* _TAREFA_:
Transcreva integralmente, sem nenhuma alteração, o trecho abaixo sobre a parábola dos dois filhos.

* _TRECHO_:
Assim, irmãos mais velhos são péssimos evangelistas.
Precisamos refletir que ambas as posturas, seja no relativismo, seja o
moralismo religioso, estão errando o alvo. A espiritualidade cristã sadia, baseada
no evangelho, é um caminho completamente diferente.
Não se defende aqui a postura do irmão mais novo. Ele se propõe para ir
para longe do Pai. Porém, ele não é o único perdido. São dois filhos perdidos. O
filho mais novo estava perdido longe da casa do Pai. O filho mais velho estava
perdido dentro da casa do Pai. Não podemos esquecer que a parábola foi
contada para os religiosos da época.
Porém Jesus não conta essa parábola simplesmente para confrontá-los. Ele
também os ama. O Pai corre para abraçar o filho mais novo no caminho. Porém
Ele também sai da festa para chamar o filho mais velho para entrar na festa. A
história acaba sem contar se o filho mais velho entrou ou não, pois o convite para
os religiosos está em aberto.

* _MATERIAL FORNECIDO_:
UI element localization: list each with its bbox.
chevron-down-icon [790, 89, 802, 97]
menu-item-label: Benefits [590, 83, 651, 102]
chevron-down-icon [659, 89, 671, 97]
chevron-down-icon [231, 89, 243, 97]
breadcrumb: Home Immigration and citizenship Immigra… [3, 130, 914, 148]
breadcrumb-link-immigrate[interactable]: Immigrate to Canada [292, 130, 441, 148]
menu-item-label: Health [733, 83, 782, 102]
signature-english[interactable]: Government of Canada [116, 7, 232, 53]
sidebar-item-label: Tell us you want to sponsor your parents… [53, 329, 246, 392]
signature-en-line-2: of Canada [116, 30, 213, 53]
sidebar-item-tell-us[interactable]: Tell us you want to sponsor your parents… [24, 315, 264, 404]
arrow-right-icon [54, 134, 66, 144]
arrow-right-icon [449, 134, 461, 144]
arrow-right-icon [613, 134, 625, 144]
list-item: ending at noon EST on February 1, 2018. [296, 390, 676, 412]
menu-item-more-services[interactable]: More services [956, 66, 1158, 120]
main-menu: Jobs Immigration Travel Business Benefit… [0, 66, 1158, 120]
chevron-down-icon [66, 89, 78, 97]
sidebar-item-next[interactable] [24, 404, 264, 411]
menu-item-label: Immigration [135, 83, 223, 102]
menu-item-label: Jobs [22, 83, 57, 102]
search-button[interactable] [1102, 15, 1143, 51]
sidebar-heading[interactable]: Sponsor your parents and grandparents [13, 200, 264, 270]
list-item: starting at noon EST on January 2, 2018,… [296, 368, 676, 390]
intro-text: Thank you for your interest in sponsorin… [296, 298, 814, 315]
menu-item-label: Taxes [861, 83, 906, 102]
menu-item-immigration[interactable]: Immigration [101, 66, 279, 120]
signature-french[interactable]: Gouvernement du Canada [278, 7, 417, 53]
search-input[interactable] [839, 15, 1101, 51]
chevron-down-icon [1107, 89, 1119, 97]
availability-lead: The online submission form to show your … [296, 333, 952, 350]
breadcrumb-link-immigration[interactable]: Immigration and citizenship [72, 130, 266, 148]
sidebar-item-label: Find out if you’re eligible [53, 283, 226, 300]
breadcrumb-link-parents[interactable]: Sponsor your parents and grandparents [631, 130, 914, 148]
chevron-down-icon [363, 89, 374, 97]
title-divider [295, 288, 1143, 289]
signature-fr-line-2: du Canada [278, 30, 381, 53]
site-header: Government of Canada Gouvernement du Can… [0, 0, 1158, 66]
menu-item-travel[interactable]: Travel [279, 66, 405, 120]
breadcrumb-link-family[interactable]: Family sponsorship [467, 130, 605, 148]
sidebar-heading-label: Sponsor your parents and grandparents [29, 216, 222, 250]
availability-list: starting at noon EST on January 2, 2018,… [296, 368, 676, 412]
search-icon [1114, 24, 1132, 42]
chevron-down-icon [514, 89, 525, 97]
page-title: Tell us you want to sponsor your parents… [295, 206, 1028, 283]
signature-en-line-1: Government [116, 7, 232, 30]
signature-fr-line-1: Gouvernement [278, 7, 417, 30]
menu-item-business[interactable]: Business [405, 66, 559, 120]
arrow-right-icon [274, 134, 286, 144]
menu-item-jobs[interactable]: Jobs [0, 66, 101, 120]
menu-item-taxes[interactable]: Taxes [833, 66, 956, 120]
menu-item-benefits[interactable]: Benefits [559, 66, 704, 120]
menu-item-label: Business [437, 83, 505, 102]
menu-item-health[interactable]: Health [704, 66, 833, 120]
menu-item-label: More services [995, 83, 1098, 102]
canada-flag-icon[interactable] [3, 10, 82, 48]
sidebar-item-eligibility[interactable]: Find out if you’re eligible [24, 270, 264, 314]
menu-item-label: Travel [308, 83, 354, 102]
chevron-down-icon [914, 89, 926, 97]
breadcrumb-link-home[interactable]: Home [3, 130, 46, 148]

* _RESULTADO_:
Assim, irmãos mais velhos são péssimos evangelistas.
Precisamos refletir que ambas as posturas, seja no relativismo, seja o
moralismo religioso, estão errando o alvo. A espiritualidade cristã sadia, baseada
no evangelho, é um caminho completamente diferente.
Não se defende aqui a postura do irmão mais novo. Ele se propõe para ir
para longe do Pai. Porém, ele não é o único perdido. São dois filhos perdidos. O
filho mais novo estava perdido longe da casa do Pai. O filho mais velho estava
perdido dentro da casa do Pai. Não podemos esquecer que a parábola foi
contada para os religiosos da época.
Porém Jesus não conta essa parábola simplesmente para confrontá-los. Ele
também os ama. O Pai corre para abraçar o filho mais novo no caminho. Porém
Ele também sai da festa para chamar o filho mais velho para entrar na festa. A
história acaba sem contar se o filho mais velho entrou ou não, pois o convite para
os religiosos está em aberto.